▶ Given problem: Show all lines from the data that include the word "explicitly".

▶ Data shown:
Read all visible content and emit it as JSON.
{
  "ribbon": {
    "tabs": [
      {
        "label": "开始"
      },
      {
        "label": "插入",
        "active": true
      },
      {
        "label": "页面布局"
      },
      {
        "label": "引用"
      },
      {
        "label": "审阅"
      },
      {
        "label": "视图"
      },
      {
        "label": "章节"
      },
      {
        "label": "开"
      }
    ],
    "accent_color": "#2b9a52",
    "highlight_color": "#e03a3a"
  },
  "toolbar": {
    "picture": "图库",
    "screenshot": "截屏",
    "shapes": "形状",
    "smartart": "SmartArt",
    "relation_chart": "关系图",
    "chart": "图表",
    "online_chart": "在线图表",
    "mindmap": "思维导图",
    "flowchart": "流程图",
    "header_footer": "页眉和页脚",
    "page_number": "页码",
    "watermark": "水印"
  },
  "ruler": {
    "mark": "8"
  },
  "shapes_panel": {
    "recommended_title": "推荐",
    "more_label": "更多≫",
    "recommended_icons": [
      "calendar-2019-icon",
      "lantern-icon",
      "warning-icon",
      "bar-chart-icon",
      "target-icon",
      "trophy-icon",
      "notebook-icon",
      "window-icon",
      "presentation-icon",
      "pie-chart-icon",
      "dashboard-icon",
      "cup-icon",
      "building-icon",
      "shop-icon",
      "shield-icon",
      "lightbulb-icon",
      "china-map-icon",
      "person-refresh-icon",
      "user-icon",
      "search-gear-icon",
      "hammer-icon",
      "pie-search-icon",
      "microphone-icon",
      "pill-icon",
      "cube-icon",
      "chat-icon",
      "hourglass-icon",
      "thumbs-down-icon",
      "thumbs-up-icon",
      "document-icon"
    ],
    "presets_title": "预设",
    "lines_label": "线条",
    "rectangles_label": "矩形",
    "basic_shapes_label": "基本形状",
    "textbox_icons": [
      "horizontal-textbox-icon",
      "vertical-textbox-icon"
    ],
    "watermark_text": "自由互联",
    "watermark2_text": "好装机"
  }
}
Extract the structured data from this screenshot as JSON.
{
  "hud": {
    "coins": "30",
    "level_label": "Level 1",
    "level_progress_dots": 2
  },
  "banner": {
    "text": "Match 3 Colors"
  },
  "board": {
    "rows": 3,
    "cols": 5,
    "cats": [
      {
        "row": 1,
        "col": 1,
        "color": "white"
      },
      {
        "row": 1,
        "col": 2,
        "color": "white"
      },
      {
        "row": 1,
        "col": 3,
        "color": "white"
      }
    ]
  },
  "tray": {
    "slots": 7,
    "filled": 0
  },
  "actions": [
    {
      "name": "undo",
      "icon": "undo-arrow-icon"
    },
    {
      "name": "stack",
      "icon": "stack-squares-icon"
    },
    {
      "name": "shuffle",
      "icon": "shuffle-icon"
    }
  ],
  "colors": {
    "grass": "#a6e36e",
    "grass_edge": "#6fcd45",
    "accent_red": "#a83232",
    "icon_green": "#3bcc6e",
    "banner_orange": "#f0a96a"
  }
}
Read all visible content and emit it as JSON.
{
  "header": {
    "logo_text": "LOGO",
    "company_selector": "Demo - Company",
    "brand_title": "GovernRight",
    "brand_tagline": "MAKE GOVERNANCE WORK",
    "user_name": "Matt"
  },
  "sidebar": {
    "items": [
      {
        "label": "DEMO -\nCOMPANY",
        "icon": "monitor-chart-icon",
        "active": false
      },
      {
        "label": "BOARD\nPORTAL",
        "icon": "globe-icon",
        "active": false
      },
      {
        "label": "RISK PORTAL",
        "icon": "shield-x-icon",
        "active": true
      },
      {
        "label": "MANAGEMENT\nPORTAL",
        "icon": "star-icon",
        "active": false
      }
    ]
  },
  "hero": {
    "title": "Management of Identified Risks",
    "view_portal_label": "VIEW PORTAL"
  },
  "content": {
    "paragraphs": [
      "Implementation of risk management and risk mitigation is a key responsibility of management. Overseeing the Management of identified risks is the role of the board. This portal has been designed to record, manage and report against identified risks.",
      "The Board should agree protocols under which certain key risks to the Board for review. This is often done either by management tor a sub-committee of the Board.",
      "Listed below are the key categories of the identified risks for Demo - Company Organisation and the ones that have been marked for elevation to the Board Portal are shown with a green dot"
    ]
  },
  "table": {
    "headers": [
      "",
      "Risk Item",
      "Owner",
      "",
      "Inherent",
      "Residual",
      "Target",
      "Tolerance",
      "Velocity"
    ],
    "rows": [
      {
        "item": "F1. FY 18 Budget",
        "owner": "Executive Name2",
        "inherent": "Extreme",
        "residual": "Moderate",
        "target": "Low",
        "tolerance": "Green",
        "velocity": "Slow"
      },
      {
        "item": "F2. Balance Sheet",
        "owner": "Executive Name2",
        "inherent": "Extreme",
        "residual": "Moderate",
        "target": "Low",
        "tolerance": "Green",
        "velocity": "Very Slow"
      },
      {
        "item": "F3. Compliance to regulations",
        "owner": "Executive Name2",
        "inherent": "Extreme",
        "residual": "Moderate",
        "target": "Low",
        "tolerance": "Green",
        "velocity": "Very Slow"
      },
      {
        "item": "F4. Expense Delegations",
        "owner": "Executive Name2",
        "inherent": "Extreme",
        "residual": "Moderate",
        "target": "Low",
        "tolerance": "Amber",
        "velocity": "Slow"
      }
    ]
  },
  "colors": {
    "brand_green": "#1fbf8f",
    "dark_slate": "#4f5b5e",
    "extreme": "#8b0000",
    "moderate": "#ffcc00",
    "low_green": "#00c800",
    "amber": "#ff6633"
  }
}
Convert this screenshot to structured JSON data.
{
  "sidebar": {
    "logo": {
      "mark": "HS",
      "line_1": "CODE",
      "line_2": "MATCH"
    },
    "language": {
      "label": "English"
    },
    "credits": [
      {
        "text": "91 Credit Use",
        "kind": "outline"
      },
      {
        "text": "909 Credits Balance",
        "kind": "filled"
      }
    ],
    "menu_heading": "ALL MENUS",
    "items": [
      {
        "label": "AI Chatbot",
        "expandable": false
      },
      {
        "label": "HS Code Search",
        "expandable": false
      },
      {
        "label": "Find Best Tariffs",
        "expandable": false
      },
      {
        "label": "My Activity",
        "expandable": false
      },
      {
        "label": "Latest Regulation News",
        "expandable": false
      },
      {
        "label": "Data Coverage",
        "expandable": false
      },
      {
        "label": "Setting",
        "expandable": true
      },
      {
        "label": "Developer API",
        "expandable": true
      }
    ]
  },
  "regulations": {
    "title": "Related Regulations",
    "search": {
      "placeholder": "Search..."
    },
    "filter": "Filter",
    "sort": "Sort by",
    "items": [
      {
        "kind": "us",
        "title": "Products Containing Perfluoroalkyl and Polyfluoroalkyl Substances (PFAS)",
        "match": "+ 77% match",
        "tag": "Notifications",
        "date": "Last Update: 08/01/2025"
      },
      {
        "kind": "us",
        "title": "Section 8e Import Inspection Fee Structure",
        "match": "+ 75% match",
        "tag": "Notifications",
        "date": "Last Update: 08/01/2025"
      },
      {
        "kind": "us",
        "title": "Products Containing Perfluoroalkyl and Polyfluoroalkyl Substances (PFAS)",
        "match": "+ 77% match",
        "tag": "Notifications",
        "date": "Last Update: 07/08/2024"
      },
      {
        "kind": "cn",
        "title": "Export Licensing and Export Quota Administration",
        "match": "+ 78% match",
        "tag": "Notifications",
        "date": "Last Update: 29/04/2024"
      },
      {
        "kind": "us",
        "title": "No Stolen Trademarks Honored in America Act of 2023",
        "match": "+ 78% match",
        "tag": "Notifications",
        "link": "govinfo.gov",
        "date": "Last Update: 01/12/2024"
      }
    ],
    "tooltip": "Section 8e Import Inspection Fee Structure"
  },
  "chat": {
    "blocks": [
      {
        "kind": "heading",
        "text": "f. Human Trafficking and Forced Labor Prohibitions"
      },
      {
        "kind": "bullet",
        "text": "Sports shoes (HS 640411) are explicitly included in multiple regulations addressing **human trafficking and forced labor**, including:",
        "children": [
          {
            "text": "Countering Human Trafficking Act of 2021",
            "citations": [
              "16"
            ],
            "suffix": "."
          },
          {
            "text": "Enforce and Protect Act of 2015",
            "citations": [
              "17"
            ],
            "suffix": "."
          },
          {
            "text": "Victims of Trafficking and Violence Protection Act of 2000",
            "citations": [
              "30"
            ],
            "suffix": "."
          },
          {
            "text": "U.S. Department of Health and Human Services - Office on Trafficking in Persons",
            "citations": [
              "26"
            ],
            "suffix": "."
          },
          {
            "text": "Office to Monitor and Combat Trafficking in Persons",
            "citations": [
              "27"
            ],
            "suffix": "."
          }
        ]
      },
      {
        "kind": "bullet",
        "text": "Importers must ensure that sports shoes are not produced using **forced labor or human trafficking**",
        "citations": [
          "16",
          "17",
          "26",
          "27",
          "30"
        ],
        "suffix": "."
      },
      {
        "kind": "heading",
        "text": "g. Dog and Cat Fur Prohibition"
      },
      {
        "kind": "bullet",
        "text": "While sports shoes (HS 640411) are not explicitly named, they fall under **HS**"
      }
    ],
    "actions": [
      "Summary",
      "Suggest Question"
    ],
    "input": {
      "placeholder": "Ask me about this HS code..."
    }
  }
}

▶ Reply to the task:
        "text": "Sports shoes (HS 640411) are explicitly included in multiple regulations addressing **human trafficking and forced labor**, including:",
        "text": "While sports shoes (HS 640411) are not explicitly named, they fall under **HS**"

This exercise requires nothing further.